Ahora, en cambio, nuestra sociedad ha dejado de ser esa organización industrial, jerárquica y piramidal, fundada en una interdependencia objetiva para pasar a ser una sociedad reticular. En la retícula, en lugar de la mutua dependencia, imperan unas relaciones sociales mucho más versátiles marcadas por la posibilidad de elegir. Es entonces cuando se plantea la cuestión del vínculo social y de su fragilidad. La sustitución de la interdependencia visible, evidente, orgánica, por una interdependencia voluntaria o, al menos, semivoluntaria, vuelve mucho más necesaria la confianza. ¿Y cómo fiarse de alguien que no depende de nosotros para cumplir con su cometido? En todas las escalas sucede lo mismo que en las empresas que externalizan servicios: se encuentran con la duda de con qué proveedor externo de confianza pueden contar.

> **Extracto de datos**:
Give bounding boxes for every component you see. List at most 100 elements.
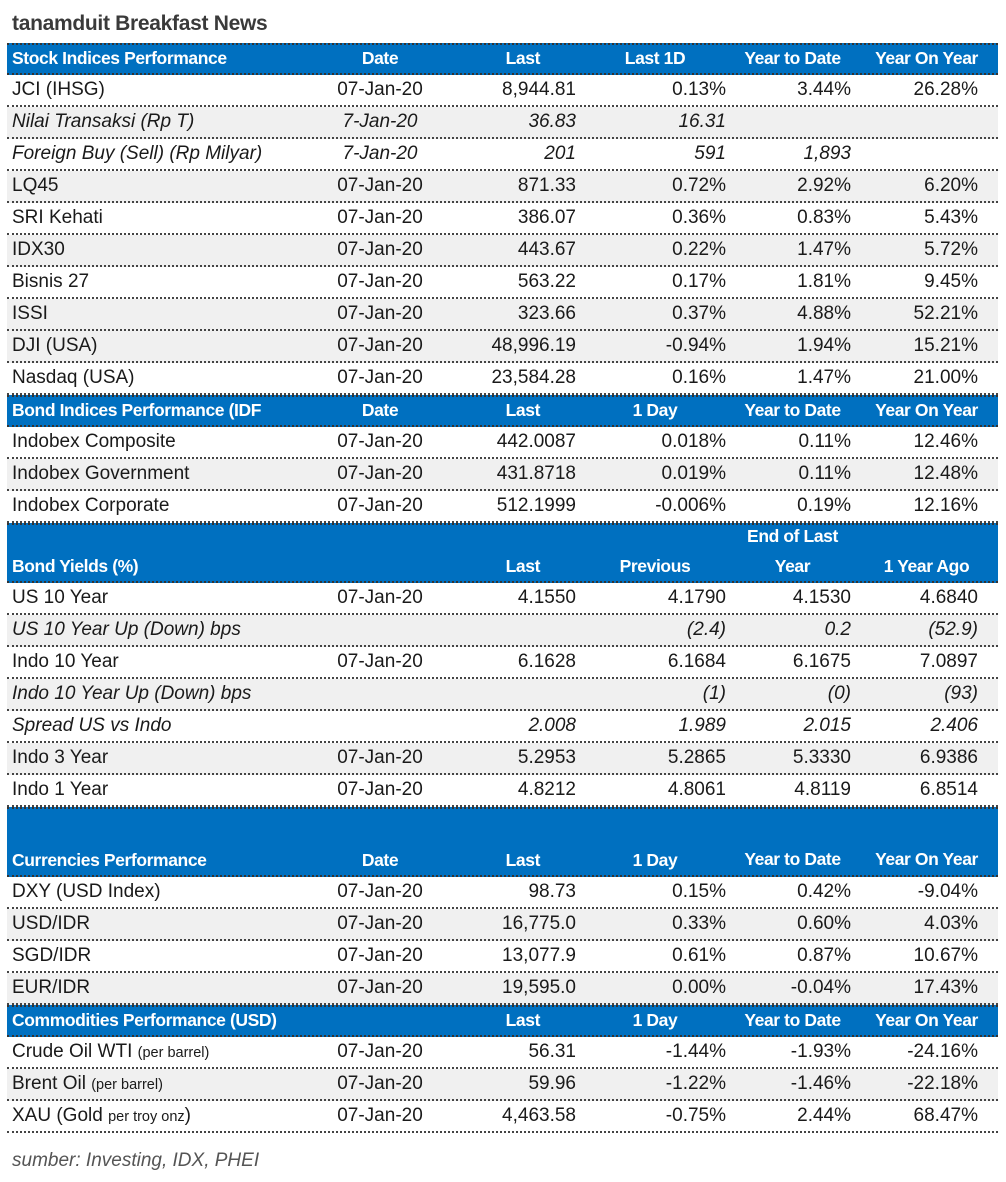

> **Ejercicios**:
[a] Según el texto sobre la sociedad reticular, ¿por qué ahora la confianza se vuelve mucho más necesaria? Responde en una a tres oraciones.
[b] Copia del texto sobre la sociedad reticular el fragmento que empieza con "Ahora, en cambio, nuestra" y sigue hasta "confianza pueden contar.".
[c] Traduce al inglés esta oración del texto sobre la sociedad reticular: "En la retícula, en lugar de la mutua dependencia, imperan unas relaciones sociales mucho más versátiles marcadas por la posibilidad de elegir."

> **Respuestas**:
[a] Se vuelve más necesaria porque la interdependencia visible, evidente y orgánica de la antigua sociedad industrial fue reemplazada por una interdependencia voluntaria o, al menos, semivoluntaria. Cuando el otro no depende de nosotros para cumplir con su tarea, hace falta poder fiarse de él.

[b]
Ahora, en cambio, nuestra sociedad ha dejado de ser esa organización industrial, jerárquica y piramidal, fundada en una interdependencia objetiva para pasar a ser una sociedad reticular. En la retícula, en lugar de la mutua dependencia, imperan unas relaciones sociales mucho más versátiles marcadas por la posibilidad de elegir. Es entonces cuando se plantea la cuestión del vínculo social y de su fragilidad. La sustitución de la interdependencia visible, evidente, orgánica, por una interdependencia voluntaria o, al menos, semivoluntaria, vuelve mucho más necesaria la confianza. ¿Y cómo fiarse de alguien que no depende de nosotros para cumplir con su cometido? En todas las escalas sucede lo mismo que en las empresas que externalizan servicios: se encuentran con la duda de con qué proveedor externo de confianza pueden contar.

[c] In the network, instead of mutual dependence, far more versatile social relationships prevail, marked by the possibility of choice.